Collected data:
════════════════
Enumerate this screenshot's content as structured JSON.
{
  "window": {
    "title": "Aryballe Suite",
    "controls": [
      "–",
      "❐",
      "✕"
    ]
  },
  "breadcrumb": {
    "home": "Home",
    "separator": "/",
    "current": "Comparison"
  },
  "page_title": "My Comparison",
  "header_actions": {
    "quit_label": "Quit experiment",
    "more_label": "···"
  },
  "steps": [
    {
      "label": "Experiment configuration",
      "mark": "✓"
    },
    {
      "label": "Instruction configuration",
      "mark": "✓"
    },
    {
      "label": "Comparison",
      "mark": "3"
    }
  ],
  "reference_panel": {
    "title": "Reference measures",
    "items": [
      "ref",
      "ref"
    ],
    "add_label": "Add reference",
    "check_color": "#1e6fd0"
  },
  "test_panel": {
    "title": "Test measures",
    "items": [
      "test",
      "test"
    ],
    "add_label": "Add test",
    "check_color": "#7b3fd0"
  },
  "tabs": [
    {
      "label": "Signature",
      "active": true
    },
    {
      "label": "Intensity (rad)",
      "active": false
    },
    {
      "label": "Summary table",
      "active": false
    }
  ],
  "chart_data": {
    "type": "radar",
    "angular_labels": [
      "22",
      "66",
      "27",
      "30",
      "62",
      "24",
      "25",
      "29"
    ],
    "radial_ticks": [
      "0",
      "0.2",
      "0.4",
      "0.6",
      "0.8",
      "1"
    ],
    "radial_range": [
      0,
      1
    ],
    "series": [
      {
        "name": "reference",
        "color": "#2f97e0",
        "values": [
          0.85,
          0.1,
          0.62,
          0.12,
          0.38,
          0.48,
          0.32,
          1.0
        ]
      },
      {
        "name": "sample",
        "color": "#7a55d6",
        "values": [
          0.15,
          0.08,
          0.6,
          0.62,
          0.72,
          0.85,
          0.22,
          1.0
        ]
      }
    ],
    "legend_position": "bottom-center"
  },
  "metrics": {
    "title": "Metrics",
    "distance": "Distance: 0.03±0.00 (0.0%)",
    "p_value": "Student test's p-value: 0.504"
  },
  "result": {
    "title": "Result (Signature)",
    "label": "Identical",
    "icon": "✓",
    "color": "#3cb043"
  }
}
════════════════
PROBLEM STATEMENT: All of the material above needs to be retyped word for word.

CORRECT OUTPUT:
Enumerate this screenshot's content as structured JSON.
{
  "window": {
    "title": "Aryballe Suite",
    "controls": [
      "–",
      "❐",
      "✕"
    ]
  },
  "breadcrumb": {
    "home": "Home",
    "separator": "/",
    "current": "Comparison"
  },
  "page_title": "My Comparison",
  "header_actions": {
    "quit_label": "Quit experiment",
    "more_label": "···"
  },
  "steps": [
    {
      "label": "Experiment configuration",
      "mark": "✓"
    },
    {
      "label": "Instruction configuration",
      "mark": "✓"
    },
    {
      "label": "Comparison",
      "mark": "3"
    }
  ],
  "reference_panel": {
    "title": "Reference measures",
    "items": [
      "ref",
      "ref"
    ],
    "add_label": "Add reference",
    "check_color": "#1e6fd0"
  },
  "test_panel": {
    "title": "Test measures",
    "items": [
      "test",
      "test"
    ],
    "add_label": "Add test",
    "check_color": "#7b3fd0"
  },
  "tabs": [
    {
      "label": "Signature",
      "active": true
    },
    {
      "label": "Intensity (rad)",
      "active": false
    },
    {
      "label": "Summary table",
      "active": false
    }
  ],
  "chart_data": {
    "type": "radar",
    "angular_labels": [
      "22",
      "66",
      "27",
      "30",
      "62",
      "24",
      "25",
      "29"
    ],
    "radial_ticks": [
      "0",
      "0.2",
      "0.4",
      "0.6",
      "0.8",
      "1"
    ],
    "radial_range": [
      0,
      1
    ],
    "series": [
      {
        "name": "reference",
        "color": "#2f97e0",
        "values": [
          0.85,
          0.1,
          0.62,
          0.12,
          0.38,
          0.48,
          0.32,
          1.0
        ]
      },
      {
        "name": "sample",
        "color": "#7a55d6",
        "values": [
          0.15,
          0.08,
          0.6,
          0.62,
          0.72,
          0.85,
          0.22,
          1.0
        ]
      }
    ],
    "legend_position": "bottom-center"
  },
  "metrics": {
    "title": "Metrics",
    "distance": "Distance: 0.03±0.00 (0.0%)",
    "p_value": "Student test's p-value: 0.504"
  },
  "result": {
    "title": "Result (Signature)",
    "label": "Identical",
    "icon": "✓",
    "color": "#3cb043"
  }
}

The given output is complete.